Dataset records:
--------------------------------

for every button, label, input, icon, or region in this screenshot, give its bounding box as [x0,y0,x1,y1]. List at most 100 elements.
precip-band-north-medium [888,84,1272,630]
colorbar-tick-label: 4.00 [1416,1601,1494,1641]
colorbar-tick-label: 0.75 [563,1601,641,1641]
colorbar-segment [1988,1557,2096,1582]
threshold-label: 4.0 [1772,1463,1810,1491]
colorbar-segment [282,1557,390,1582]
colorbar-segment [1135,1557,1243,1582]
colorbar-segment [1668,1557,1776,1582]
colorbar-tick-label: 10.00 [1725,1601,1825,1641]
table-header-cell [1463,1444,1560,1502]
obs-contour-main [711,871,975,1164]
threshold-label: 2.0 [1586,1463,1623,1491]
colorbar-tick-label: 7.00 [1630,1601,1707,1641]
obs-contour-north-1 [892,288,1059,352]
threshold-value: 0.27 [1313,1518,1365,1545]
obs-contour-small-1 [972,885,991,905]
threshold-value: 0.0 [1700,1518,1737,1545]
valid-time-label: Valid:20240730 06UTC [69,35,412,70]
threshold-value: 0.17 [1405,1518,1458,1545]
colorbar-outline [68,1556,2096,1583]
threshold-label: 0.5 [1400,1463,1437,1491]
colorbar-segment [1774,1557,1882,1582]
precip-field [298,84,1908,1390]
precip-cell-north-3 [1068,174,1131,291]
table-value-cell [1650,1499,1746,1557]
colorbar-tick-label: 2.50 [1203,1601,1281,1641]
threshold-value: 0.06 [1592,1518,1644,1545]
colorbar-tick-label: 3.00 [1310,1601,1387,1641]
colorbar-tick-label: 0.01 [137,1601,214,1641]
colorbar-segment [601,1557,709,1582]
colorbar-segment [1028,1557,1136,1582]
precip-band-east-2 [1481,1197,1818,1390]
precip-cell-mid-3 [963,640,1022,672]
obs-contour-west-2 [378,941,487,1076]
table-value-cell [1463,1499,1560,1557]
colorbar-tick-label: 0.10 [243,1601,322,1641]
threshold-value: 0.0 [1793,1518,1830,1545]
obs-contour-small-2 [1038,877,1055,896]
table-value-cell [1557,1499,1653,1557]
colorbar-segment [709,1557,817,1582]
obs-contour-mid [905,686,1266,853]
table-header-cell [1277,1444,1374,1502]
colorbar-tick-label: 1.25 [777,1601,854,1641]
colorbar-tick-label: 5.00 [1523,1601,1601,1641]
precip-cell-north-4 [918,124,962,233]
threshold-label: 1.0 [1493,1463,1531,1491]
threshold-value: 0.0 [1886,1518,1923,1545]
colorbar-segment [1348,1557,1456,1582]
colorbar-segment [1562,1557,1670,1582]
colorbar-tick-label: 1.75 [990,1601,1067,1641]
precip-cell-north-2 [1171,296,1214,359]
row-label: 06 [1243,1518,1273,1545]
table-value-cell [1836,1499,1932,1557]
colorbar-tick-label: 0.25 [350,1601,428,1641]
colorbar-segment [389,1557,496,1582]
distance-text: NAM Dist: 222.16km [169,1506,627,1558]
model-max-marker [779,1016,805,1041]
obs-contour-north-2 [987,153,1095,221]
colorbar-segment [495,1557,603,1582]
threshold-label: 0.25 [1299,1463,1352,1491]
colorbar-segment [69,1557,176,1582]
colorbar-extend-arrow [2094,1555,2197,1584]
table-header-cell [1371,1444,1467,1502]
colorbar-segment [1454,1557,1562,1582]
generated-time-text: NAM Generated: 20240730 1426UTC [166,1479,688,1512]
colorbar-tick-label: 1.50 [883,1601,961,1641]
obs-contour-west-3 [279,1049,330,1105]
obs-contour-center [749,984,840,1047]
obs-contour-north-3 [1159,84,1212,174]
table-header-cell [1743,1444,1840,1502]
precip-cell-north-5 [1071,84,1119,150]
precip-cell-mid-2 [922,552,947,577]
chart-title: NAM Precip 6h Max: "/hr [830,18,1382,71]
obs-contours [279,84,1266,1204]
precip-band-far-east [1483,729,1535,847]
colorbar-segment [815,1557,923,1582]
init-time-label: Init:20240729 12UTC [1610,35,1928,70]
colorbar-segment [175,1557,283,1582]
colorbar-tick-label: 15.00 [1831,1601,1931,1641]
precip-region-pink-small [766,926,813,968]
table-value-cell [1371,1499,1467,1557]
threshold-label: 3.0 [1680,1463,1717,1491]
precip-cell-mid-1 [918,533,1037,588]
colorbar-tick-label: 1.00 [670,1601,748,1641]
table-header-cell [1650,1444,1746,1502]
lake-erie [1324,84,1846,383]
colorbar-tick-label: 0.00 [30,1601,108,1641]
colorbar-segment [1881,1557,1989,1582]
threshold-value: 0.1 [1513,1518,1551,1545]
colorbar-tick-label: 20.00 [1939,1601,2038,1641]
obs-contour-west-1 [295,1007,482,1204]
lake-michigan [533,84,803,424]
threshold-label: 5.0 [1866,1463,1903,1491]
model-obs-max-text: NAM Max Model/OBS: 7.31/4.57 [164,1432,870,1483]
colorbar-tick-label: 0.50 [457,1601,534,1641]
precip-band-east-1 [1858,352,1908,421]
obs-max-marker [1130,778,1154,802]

--------------------------------

Reproduce the lines above verbatim, covering every record.

for every button, label, input, icon, or region in this screenshot, give its bounding box as [x0,y0,x1,y1]. List at most 100 elements.
precip-band-north-medium [888,84,1272,630]
colorbar-tick-label: 4.00 [1416,1601,1494,1641]
colorbar-tick-label: 0.75 [563,1601,641,1641]
colorbar-segment [1988,1557,2096,1582]
threshold-label: 4.0 [1772,1463,1810,1491]
colorbar-segment [282,1557,390,1582]
colorbar-segment [1135,1557,1243,1582]
colorbar-segment [1668,1557,1776,1582]
colorbar-tick-label: 10.00 [1725,1601,1825,1641]
table-header-cell [1463,1444,1560,1502]
obs-contour-main [711,871,975,1164]
threshold-label: 2.0 [1586,1463,1623,1491]
colorbar-tick-label: 7.00 [1630,1601,1707,1641]
obs-contour-north-1 [892,288,1059,352]
threshold-value: 0.27 [1313,1518,1365,1545]
obs-contour-small-1 [972,885,991,905]
threshold-value: 0.0 [1700,1518,1737,1545]
valid-time-label: Valid:20240730 06UTC [69,35,412,70]
threshold-value: 0.17 [1405,1518,1458,1545]
colorbar-outline [68,1556,2096,1583]
threshold-label: 0.5 [1400,1463,1437,1491]
colorbar-segment [1774,1557,1882,1582]
precip-field [298,84,1908,1390]
precip-cell-north-3 [1068,174,1131,291]
table-value-cell [1650,1499,1746,1557]
colorbar-tick-label: 2.50 [1203,1601,1281,1641]
threshold-value: 0.06 [1592,1518,1644,1545]
colorbar-tick-label: 3.00 [1310,1601,1387,1641]
colorbar-tick-label: 0.01 [137,1601,214,1641]
colorbar-segment [601,1557,709,1582]
colorbar-segment [1028,1557,1136,1582]
precip-band-east-2 [1481,1197,1818,1390]
precip-cell-mid-3 [963,640,1022,672]
obs-contour-west-2 [378,941,487,1076]
table-value-cell [1463,1499,1560,1557]
colorbar-tick-label: 0.10 [243,1601,322,1641]
threshold-value: 0.0 [1793,1518,1830,1545]
obs-contour-small-2 [1038,877,1055,896]
table-value-cell [1557,1499,1653,1557]
colorbar-segment [709,1557,817,1582]
obs-contour-mid [905,686,1266,853]
table-header-cell [1277,1444,1374,1502]
colorbar-tick-label: 1.25 [777,1601,854,1641]
colorbar-tick-label: 5.00 [1523,1601,1601,1641]
precip-cell-north-4 [918,124,962,233]
threshold-label: 1.0 [1493,1463,1531,1491]
threshold-value: 0.0 [1886,1518,1923,1545]
colorbar-segment [1348,1557,1456,1582]
colorbar-segment [1562,1557,1670,1582]
colorbar-tick-label: 1.75 [990,1601,1067,1641]
precip-cell-north-2 [1171,296,1214,359]
row-label: 06 [1243,1518,1273,1545]
table-value-cell [1836,1499,1932,1557]
colorbar-tick-label: 0.25 [350,1601,428,1641]
colorbar-segment [389,1557,496,1582]
distance-text: NAM Dist: 222.16km [169,1506,627,1558]
model-max-marker [779,1016,805,1041]
obs-contour-north-2 [987,153,1095,221]
colorbar-segment [495,1557,603,1582]
threshold-label: 0.25 [1299,1463,1352,1491]
colorbar-segment [69,1557,176,1582]
colorbar-extend-arrow [2094,1555,2197,1584]
table-header-cell [1371,1444,1467,1502]
colorbar-segment [1454,1557,1562,1582]
generated-time-text: NAM Generated: 20240730 1426UTC [166,1479,688,1512]
colorbar-tick-label: 1.50 [883,1601,961,1641]
obs-contour-west-3 [279,1049,330,1105]
obs-contour-center [749,984,840,1047]
obs-contour-north-3 [1159,84,1212,174]
table-header-cell [1743,1444,1840,1502]
precip-cell-north-5 [1071,84,1119,150]
precip-cell-mid-2 [922,552,947,577]
chart-title: NAM Precip 6h Max: "/hr [830,18,1382,71]
obs-contours [279,84,1266,1204]
precip-band-far-east [1483,729,1535,847]
colorbar-segment [815,1557,923,1582]
init-time-label: Init:20240729 12UTC [1610,35,1928,70]
colorbar-segment [175,1557,283,1582]
colorbar-tick-label: 15.00 [1831,1601,1931,1641]
precip-region-pink-small [766,926,813,968]
table-value-cell [1371,1499,1467,1557]
threshold-label: 3.0 [1680,1463,1717,1491]
precip-cell-mid-1 [918,533,1037,588]
colorbar-tick-label: 1.00 [670,1601,748,1641]
table-header-cell [1650,1444,1746,1502]
lake-erie [1324,84,1846,383]
colorbar-tick-label: 0.00 [30,1601,108,1641]
colorbar-segment [1881,1557,1989,1582]
threshold-value: 0.1 [1513,1518,1551,1545]
colorbar-tick-label: 20.00 [1939,1601,2038,1641]
obs-contour-west-1 [295,1007,482,1204]
lake-michigan [533,84,803,424]
threshold-label: 5.0 [1866,1463,1903,1491]
model-obs-max-text: NAM Max Model/OBS: 7.31/4.57 [164,1432,870,1483]
colorbar-tick-label: 0.50 [457,1601,534,1641]
precip-band-east-1 [1858,352,1908,421]
obs-max-marker [1130,778,1154,802]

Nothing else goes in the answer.